◆ What the exercise asks ◆
Each line that holds the word "Pair" should be returned.
** Start Exercise inputs **
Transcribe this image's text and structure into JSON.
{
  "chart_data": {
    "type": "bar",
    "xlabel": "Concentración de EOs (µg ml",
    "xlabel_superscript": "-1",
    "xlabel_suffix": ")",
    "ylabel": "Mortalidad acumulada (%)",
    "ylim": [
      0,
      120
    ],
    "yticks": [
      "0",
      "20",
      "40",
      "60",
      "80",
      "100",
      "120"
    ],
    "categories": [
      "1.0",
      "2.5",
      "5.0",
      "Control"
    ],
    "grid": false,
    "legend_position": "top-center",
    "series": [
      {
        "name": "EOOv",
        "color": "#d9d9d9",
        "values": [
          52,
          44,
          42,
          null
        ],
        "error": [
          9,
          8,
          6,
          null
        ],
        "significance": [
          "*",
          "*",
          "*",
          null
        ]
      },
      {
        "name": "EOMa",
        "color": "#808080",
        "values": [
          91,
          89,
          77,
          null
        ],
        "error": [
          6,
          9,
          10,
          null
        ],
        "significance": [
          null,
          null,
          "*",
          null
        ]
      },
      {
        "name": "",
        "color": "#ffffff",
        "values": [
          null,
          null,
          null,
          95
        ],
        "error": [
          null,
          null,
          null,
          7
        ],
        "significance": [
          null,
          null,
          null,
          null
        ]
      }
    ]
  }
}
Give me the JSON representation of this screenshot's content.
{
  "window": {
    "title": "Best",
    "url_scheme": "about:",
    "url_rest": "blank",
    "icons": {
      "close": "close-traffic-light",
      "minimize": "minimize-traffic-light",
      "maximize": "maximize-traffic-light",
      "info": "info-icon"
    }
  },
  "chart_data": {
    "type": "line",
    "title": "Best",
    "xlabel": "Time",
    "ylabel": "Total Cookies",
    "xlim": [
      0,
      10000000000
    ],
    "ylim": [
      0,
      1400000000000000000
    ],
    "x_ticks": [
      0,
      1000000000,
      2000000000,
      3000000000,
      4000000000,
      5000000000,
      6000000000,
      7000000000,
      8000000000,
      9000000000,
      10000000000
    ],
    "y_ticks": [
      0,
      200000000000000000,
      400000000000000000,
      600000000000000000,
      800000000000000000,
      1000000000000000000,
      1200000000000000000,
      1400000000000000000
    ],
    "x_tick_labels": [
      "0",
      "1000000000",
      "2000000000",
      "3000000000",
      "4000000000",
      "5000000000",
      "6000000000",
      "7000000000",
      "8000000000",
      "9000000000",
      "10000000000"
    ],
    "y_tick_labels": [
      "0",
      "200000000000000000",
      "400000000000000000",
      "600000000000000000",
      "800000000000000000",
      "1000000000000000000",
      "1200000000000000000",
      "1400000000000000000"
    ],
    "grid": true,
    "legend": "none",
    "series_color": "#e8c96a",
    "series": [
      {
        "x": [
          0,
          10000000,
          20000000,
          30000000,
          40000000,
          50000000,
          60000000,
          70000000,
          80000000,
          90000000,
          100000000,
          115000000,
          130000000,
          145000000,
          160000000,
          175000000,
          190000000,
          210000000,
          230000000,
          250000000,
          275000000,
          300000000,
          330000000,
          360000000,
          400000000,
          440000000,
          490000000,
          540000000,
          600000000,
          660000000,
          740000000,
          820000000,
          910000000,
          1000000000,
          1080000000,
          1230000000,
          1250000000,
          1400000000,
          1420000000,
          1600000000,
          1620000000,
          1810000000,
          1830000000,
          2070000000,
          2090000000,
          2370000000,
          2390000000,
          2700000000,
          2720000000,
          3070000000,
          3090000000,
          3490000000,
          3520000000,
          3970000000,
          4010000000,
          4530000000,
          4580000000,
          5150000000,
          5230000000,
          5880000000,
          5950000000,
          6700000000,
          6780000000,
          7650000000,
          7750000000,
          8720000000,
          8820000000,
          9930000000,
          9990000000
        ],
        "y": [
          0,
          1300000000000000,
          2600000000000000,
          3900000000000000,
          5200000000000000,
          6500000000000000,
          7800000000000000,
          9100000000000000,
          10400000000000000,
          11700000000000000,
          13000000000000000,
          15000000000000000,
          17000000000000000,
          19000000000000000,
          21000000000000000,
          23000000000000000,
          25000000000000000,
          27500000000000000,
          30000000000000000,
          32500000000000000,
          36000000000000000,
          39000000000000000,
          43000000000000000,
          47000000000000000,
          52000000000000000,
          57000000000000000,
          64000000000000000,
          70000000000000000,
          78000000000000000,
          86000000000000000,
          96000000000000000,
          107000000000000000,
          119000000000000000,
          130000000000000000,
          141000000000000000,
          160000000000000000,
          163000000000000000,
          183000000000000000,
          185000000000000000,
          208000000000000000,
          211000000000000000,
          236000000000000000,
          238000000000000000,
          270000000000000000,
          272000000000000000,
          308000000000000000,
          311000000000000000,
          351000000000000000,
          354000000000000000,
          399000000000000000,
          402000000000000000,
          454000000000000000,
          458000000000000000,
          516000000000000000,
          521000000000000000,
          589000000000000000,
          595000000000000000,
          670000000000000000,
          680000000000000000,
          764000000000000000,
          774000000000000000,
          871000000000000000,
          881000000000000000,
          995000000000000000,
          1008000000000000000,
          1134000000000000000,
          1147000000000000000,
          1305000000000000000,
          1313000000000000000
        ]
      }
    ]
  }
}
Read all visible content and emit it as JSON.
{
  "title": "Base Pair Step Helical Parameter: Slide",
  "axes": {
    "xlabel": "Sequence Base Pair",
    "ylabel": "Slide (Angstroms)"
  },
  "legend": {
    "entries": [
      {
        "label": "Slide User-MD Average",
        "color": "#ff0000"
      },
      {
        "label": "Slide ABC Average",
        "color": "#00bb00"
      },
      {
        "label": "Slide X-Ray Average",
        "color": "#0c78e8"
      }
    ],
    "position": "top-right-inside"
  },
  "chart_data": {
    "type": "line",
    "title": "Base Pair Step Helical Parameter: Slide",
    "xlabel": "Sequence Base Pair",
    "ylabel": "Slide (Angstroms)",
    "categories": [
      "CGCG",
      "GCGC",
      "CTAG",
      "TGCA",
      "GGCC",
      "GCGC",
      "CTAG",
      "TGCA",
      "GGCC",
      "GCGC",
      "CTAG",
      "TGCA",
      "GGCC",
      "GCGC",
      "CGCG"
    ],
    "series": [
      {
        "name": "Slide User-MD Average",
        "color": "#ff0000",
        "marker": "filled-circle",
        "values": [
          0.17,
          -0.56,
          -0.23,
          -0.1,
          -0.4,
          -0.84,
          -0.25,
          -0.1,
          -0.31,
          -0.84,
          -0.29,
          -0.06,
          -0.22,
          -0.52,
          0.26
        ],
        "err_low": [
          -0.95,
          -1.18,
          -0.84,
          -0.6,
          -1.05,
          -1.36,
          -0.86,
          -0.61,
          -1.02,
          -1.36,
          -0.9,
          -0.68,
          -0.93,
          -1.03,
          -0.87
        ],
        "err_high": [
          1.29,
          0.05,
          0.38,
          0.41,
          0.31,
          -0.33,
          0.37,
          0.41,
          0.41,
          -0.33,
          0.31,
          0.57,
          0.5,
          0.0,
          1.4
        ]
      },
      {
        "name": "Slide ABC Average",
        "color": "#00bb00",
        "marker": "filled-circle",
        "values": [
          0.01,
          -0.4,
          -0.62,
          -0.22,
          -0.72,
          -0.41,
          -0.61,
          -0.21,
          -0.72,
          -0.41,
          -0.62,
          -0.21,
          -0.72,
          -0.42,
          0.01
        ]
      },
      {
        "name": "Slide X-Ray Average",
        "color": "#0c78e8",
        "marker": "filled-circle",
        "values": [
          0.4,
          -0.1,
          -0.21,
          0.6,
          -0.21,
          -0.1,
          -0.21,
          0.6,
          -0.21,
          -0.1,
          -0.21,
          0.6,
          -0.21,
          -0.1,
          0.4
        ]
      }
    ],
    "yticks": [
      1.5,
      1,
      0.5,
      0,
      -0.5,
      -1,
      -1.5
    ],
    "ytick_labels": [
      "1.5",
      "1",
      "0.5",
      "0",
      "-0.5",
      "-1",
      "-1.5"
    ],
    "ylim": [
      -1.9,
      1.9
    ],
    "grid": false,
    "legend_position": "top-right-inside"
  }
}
** End Exercise inputs **
◆ Reply ◆
  "title": "Base Pair Step Helical Parameter: Slide",
    "xlabel": "Sequence Base Pair",
    "title": "Base Pair Step Helical Parameter: Slide",
    "xlabel": "Sequence Base Pair",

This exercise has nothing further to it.